_Given exercise:_
Every line that holds the string "projektet" is to be identified and copied.

_Exercise inputs:_
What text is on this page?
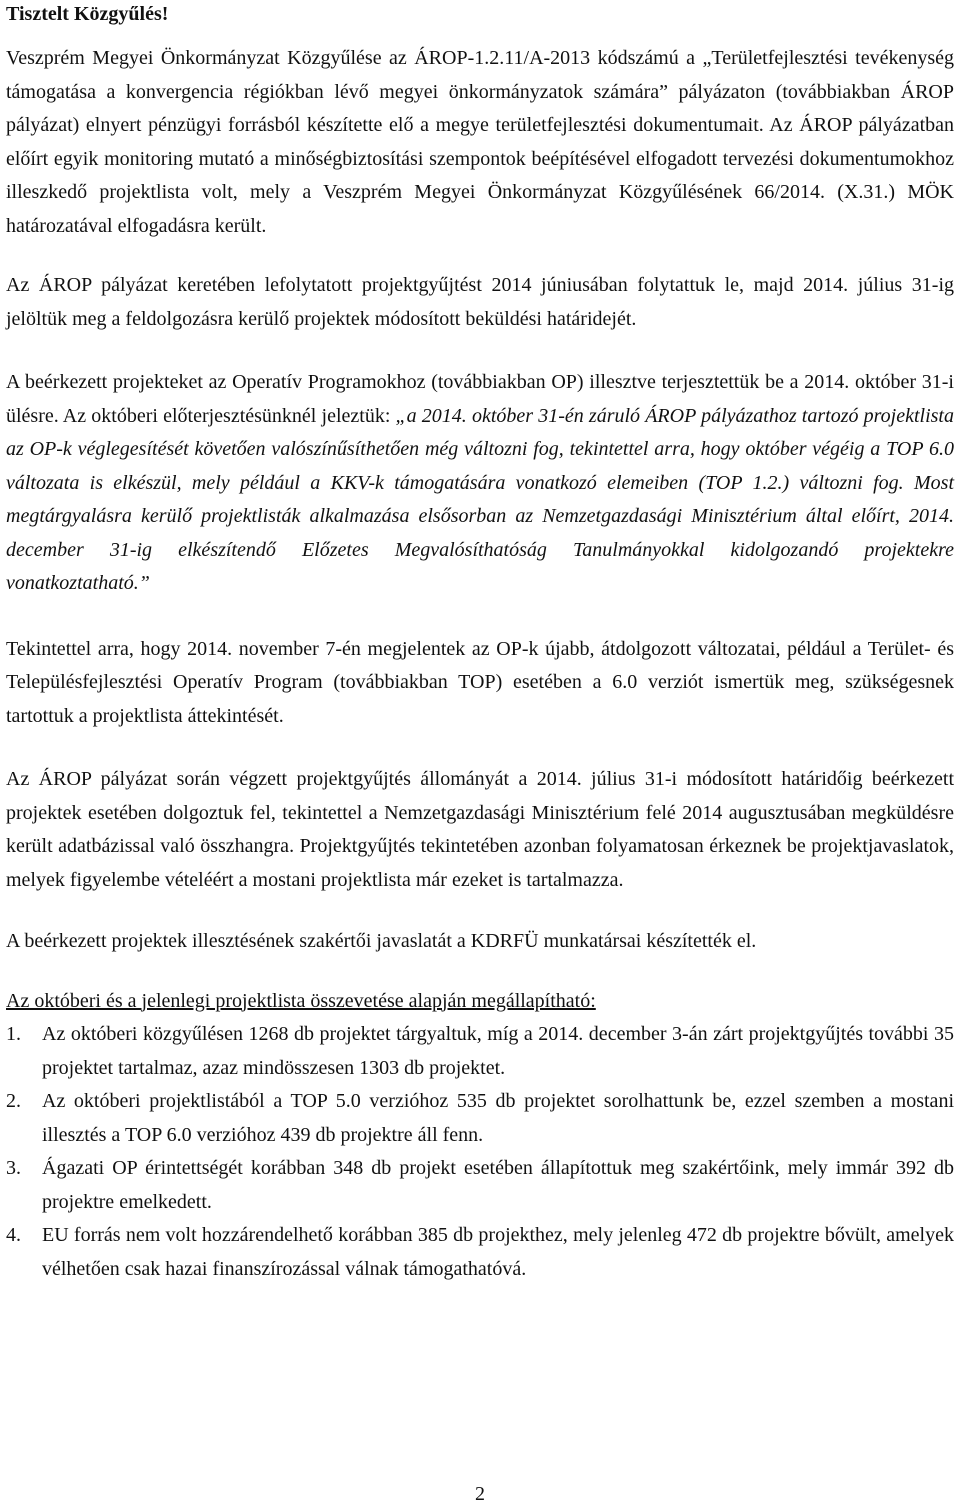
Tisztelt Közgyűlés!

Veszprém Megyei Önkormányzat Közgyűlése az ÁROP-1.2.11/A-2013 kódszámú a „Területfejlesztési tevékenység támogatása a konvergencia régiókban lévő megyei önkormányzatok számára” pályázaton (továbbiakban ÁROP pályázat) elnyert pénzügyi forrásból készítette elő a megye területfejlesztési dokumentumait. Az ÁROP pályázatban előírt egyik monitoring mutató a minőségbiztosítási szempontok beépítésével elfogadott tervezési dokumentumokhoz illeszkedő projektlista volt, mely a Veszprém Megyei Önkormányzat Közgyűlésének 66/2014. (X.31.) MÖK határozatával elfogadásra került.

Az ÁROP pályázat keretében lefolytatott projektgyűjtést 2014 júniusában folytattuk le, majd 2014. július 31-ig jelöltük meg a feldolgozásra kerülő projektek módosított beküldési határidejét.

A beérkezett projekteket az Operatív Programokhoz (továbbiakban OP) illesztve terjesztettük be a 2014. október 31-i ülésre. Az októberi előterjesztésünknél jeleztük: „a 2014. október 31-én záruló ÁROP pályázathoz tartozó projektlista az OP-k véglegesítését követően valószínűsíthetően még változni fog, tekintettel arra, hogy október végéig a TOP 6.0 változata is elkészül, mely például a KKV-k támogatására vonatkozó elemeiben (TOP 1.2.) változni fog. Most megtárgyalásra kerülő projektlisták alkalmazása elsősorban az Nemzetgazdasági Minisztérium által előírt, 2014. december 31-ig elkészítendő Előzetes Megvalósíthatóság Tanulmányokkal kidolgozandó projektekre vonatkoztatható.”

Tekintettel arra, hogy 2014. november 7-én megjelentek az OP-k újabb, átdolgozott változatai, például a Terület- és Településfejlesztési Operatív Program (továbbiakban TOP) esetében a 6.0 verziót ismertük meg, szükségesnek tartottuk a projektlista áttekintését.

Az ÁROP pályázat során végzett projektgyűjtés állományát a 2014. július 31-i módosított határidőig beérkezett projektek esetében dolgoztuk fel, tekintettel a Nemzetgazdasági Minisztérium felé 2014 augusztusában megküldésre került adatbázissal való összhangra. Projektgyűjtés tekintetében azonban folyamatosan érkeznek be projektjavaslatok, melyek figyelembe vételéért a mostani projektlista már ezeket is tartalmazza.

A beérkezett projektek illesztésének szakértői javaslatát a KDRFÜ munkatársai készítették el.

Az októberi és a jelenlegi projektlista összevetése alapján megállapítható:

1. Az októberi közgyűlésen 1268 db projektet tárgyaltuk, míg a 2014. december 3-án zárt projektgyűjtés további 35 projektet tartalmaz, azaz mindösszesen 1303 db projektet.
2. Az októberi projektlistából a TOP 5.0 verzióhoz 535 db projektet sorolhattunk be, ezzel szemben a mostani illesztés a TOP 6.0 verzióhoz 439 db projektre áll fenn.
3. Ágazati OP érintettségét korábban 348 db projekt esetében állapítottuk meg szakértőink, mely immár 392 db projektre emelkedett.
4. EU forrás nem volt hozzárendelhető korábban 385 db projekthez, mely jelenleg 472 db projektre bővült, amelyek vélhetően csak hazai finanszírozással válnak támogathatóvá.
2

_Problem solution:_
1. Az októberi közgyűlésen 1268 db projektet tárgyaltuk, míg a 2014. december 3-án zárt projektgyűjtés további 35 projektet tartalmaz, azaz mindösszesen 1303 db projektet.
2. Az októberi projektlistából a TOP 5.0 verzióhoz 535 db projektet sorolhattunk be, ezzel szemben a mostani illesztés a TOP 6.0 verzióhoz 439 db projektre áll fenn.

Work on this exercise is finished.